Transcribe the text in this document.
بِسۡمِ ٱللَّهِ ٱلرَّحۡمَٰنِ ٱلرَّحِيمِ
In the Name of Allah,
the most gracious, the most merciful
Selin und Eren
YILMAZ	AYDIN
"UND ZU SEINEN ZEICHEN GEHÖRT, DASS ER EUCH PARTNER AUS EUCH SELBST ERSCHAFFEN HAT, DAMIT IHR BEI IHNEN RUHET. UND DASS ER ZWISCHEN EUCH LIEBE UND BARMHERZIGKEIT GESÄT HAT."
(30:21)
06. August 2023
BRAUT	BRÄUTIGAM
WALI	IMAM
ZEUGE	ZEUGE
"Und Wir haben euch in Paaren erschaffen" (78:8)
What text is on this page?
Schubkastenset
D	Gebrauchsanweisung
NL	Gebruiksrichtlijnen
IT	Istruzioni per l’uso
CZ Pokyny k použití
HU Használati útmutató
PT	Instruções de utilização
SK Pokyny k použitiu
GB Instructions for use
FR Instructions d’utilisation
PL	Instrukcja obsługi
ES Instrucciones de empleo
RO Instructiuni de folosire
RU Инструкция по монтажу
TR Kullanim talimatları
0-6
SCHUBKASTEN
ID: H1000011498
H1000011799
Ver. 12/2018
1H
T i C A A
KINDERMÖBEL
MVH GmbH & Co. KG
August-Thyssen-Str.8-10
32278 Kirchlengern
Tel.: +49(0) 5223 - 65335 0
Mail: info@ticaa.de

··········

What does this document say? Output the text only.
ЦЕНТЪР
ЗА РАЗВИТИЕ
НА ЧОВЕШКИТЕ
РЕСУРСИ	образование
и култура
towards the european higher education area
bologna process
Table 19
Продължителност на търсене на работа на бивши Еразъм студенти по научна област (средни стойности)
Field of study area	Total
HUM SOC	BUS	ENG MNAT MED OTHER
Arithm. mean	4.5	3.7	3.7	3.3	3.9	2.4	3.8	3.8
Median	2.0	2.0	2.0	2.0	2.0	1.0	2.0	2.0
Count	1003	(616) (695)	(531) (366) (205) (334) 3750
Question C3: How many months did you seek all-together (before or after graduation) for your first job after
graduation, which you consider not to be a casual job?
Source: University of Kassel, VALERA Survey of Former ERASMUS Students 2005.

··········

Lines holding the word "August" in the entries above are the ones to pull out. Copy them all.

06. August 2023
August-Thyssen-Str.8-10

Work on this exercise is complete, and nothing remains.